>> Begin

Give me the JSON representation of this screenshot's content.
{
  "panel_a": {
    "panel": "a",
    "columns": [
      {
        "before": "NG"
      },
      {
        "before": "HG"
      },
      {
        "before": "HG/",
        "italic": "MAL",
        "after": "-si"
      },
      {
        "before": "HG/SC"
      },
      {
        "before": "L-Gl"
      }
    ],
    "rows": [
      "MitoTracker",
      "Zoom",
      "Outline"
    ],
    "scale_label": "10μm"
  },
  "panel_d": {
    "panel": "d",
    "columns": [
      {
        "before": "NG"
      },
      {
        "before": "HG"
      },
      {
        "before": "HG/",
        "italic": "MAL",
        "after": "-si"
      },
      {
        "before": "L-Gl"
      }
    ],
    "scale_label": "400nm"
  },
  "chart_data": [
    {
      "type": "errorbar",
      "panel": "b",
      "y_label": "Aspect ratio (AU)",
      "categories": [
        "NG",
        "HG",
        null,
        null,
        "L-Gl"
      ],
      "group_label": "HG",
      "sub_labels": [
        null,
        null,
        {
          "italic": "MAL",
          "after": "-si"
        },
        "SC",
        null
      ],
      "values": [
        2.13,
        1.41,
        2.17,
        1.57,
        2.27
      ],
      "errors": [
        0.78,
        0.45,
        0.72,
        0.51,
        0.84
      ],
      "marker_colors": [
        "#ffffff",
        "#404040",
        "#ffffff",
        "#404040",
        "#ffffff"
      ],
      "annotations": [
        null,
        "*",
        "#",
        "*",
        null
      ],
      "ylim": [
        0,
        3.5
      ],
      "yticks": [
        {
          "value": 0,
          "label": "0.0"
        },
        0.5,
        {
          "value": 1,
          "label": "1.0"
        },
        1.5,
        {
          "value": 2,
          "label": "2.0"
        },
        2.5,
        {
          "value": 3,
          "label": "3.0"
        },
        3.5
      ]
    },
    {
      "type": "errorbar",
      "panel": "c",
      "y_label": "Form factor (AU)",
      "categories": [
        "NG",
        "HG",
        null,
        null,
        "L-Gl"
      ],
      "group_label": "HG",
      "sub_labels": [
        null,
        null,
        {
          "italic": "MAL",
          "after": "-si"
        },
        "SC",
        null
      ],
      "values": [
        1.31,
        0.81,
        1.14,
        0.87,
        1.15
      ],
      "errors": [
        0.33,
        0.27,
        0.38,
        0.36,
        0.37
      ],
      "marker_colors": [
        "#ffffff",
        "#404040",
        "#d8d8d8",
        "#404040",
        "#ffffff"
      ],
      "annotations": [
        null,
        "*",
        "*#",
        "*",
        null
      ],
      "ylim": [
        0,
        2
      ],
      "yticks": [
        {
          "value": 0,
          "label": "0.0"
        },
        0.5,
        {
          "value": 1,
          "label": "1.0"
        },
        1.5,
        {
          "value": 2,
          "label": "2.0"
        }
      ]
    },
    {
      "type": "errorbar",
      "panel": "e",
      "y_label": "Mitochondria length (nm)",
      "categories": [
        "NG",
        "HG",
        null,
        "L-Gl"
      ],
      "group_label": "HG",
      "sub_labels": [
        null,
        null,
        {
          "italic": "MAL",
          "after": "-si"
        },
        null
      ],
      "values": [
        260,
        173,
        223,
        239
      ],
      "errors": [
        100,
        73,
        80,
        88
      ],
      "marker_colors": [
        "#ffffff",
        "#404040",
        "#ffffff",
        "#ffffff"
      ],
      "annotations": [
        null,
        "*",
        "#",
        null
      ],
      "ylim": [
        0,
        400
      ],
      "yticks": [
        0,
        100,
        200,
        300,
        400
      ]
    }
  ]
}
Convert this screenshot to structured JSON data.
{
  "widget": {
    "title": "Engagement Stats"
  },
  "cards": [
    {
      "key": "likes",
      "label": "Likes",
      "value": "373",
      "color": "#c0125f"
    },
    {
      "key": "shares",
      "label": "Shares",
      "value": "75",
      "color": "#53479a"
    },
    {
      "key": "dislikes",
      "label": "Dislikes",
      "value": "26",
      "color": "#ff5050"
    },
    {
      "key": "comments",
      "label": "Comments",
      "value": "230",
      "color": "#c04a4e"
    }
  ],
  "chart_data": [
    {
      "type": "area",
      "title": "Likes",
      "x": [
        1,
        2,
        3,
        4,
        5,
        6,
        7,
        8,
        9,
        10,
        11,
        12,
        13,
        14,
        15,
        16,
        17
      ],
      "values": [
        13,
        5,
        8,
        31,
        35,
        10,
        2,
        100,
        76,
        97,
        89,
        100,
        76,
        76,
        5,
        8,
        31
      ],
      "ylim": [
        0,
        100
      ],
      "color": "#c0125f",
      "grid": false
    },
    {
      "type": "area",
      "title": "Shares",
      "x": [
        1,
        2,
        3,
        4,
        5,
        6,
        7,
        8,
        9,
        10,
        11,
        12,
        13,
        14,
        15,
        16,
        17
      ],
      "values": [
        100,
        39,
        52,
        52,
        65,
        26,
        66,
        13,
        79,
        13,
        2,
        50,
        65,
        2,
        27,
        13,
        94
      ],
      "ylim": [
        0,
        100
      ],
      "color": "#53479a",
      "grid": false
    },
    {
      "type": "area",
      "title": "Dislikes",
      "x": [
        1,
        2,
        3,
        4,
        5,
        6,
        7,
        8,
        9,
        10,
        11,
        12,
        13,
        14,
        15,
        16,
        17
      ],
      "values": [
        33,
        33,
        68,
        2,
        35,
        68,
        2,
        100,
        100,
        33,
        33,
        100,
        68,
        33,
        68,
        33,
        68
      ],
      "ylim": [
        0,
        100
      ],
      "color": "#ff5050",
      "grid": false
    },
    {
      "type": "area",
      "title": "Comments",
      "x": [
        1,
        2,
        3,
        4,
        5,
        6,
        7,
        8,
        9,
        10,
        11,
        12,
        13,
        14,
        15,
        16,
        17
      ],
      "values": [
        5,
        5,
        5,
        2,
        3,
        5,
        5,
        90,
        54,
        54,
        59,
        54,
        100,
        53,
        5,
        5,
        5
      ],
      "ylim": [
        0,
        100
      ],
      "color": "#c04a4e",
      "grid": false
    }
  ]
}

>> End

## PROBLEM
Restate the listing above word for word.

## RESULT OF THE TASK
Give me the JSON representation of this screenshot's content.
{
  "panel_a": {
    "panel": "a",
    "columns": [
      {
        "before": "NG"
      },
      {
        "before": "HG"
      },
      {
        "before": "HG/",
        "italic": "MAL",
        "after": "-si"
      },
      {
        "before": "HG/SC"
      },
      {
        "before": "L-Gl"
      }
    ],
    "rows": [
      "MitoTracker",
      "Zoom",
      "Outline"
    ],
    "scale_label": "10μm"
  },
  "panel_d": {
    "panel": "d",
    "columns": [
      {
        "before": "NG"
      },
      {
        "before": "HG"
      },
      {
        "before": "HG/",
        "italic": "MAL",
        "after": "-si"
      },
      {
        "before": "L-Gl"
      }
    ],
    "scale_label": "400nm"
  },
  "chart_data": [
    {
      "type": "errorbar",
      "panel": "b",
      "y_label": "Aspect ratio (AU)",
      "categories": [
        "NG",
        "HG",
        null,
        null,
        "L-Gl"
      ],
      "group_label": "HG",
      "sub_labels": [
        null,
        null,
        {
          "italic": "MAL",
          "after": "-si"
        },
        "SC",
        null
      ],
      "values": [
        2.13,
        1.41,
        2.17,
        1.57,
        2.27
      ],
      "errors": [
        0.78,
        0.45,
        0.72,
        0.51,
        0.84
      ],
      "marker_colors": [
        "#ffffff",
        "#404040",
        "#ffffff",
        "#404040",
        "#ffffff"
      ],
      "annotations": [
        null,
        "*",
        "#",
        "*",
        null
      ],
      "ylim": [
        0,
        3.5
      ],
      "yticks": [
        {
          "value": 0,
          "label": "0.0"
        },
        0.5,
        {
          "value": 1,
          "label": "1.0"
        },
        1.5,
        {
          "value": 2,
          "label": "2.0"
        },
        2.5,
        {
          "value": 3,
          "label": "3.0"
        },
        3.5
      ]
    },
    {
      "type": "errorbar",
      "panel": "c",
      "y_label": "Form factor (AU)",
      "categories": [
        "NG",
        "HG",
        null,
        null,
        "L-Gl"
      ],
      "group_label": "HG",
      "sub_labels": [
        null,
        null,
        {
          "italic": "MAL",
          "after": "-si"
        },
        "SC",
        null
      ],
      "values": [
        1.31,
        0.81,
        1.14,
        0.87,
        1.15
      ],
      "errors": [
        0.33,
        0.27,
        0.38,
        0.36,
        0.37
      ],
      "marker_colors": [
        "#ffffff",
        "#404040",
        "#d8d8d8",
        "#404040",
        "#ffffff"
      ],
      "annotations": [
        null,
        "*",
        "*#",
        "*",
        null
      ],
      "ylim": [
        0,
        2
      ],
      "yticks": [
        {
          "value": 0,
          "label": "0.0"
        },
        0.5,
        {
          "value": 1,
          "label": "1.0"
        },
        1.5,
        {
          "value": 2,
          "label": "2.0"
        }
      ]
    },
    {
      "type": "errorbar",
      "panel": "e",
      "y_label": "Mitochondria length (nm)",
      "categories": [
        "NG",
        "HG",
        null,
        "L-Gl"
      ],
      "group_label": "HG",
      "sub_labels": [
        null,
        null,
        {
          "italic": "MAL",
          "after": "-si"
        },
        null
      ],
      "values": [
        260,
        173,
        223,
        239
      ],
      "errors": [
        100,
        73,
        80,
        88
      ],
      "marker_colors": [
        "#ffffff",
        "#404040",
        "#ffffff",
        "#ffffff"
      ],
      "annotations": [
        null,
        "*",
        "#",
        null
      ],
      "ylim": [
        0,
        400
      ],
      "yticks": [
        0,
        100,
        200,
        300,
        400
      ]
    }
  ]
}
Convert this screenshot to structured JSON data.
{
  "widget": {
    "title": "Engagement Stats"
  },
  "cards": [
    {
      "key": "likes",
      "label": "Likes",
      "value": "373",
      "color": "#c0125f"
    },
    {
      "key": "shares",
      "label": "Shares",
      "value": "75",
      "color": "#53479a"
    },
    {
      "key": "dislikes",
      "label": "Dislikes",
      "value": "26",
      "color": "#ff5050"
    },
    {
      "key": "comments",
      "label": "Comments",
      "value": "230",
      "color": "#c04a4e"
    }
  ],
  "chart_data": [
    {
      "type": "area",
      "title": "Likes",
      "x": [
        1,
        2,
        3,
        4,
        5,
        6,
        7,
        8,
        9,
        10,
        11,
        12,
        13,
        14,
        15,
        16,
        17
      ],
      "values": [
        13,
        5,
        8,
        31,
        35,
        10,
        2,
        100,
        76,
        97,
        89,
        100,
        76,
        76,
        5,
        8,
        31
      ],
      "ylim": [
        0,
        100
      ],
      "color": "#c0125f",
      "grid": false
    },
    {
      "type": "area",
      "title": "Shares",
      "x": [
        1,
        2,
        3,
        4,
        5,
        6,
        7,
        8,
        9,
        10,
        11,
        12,
        13,
        14,
        15,
        16,
        17
      ],
      "values": [
        100,
        39,
        52,
        52,
        65,
        26,
        66,
        13,
        79,
        13,
        2,
        50,
        65,
        2,
        27,
        13,
        94
      ],
      "ylim": [
        0,
        100
      ],
      "color": "#53479a",
      "grid": false
    },
    {
      "type": "area",
      "title": "Dislikes",
      "x": [
        1,
        2,
        3,
        4,
        5,
        6,
        7,
        8,
        9,
        10,
        11,
        12,
        13,
        14,
        15,
        16,
        17
      ],
      "values": [
        33,
        33,
        68,
        2,
        35,
        68,
        2,
        100,
        100,
        33,
        33,
        100,
        68,
        33,
        68,
        33,
        68
      ],
      "ylim": [
        0,
        100
      ],
      "color": "#ff5050",
      "grid": false
    },
    {
      "type": "area",
      "title": "Comments",
      "x": [
        1,
        2,
        3,
        4,
        5,
        6,
        7,
        8,
        9,
        10,
        11,
        12,
        13,
        14,
        15,
        16,
        17
      ],
      "values": [
        5,
        5,
        5,
        2,
        3,
        5,
        5,
        90,
        54,
        54,
        59,
        54,
        100,
        53,
        5,
        5,
        5
      ],
      "ylim": [
        0,
        100
      ],
      "color": "#c04a4e",
      "grid": false
    }
  ]
}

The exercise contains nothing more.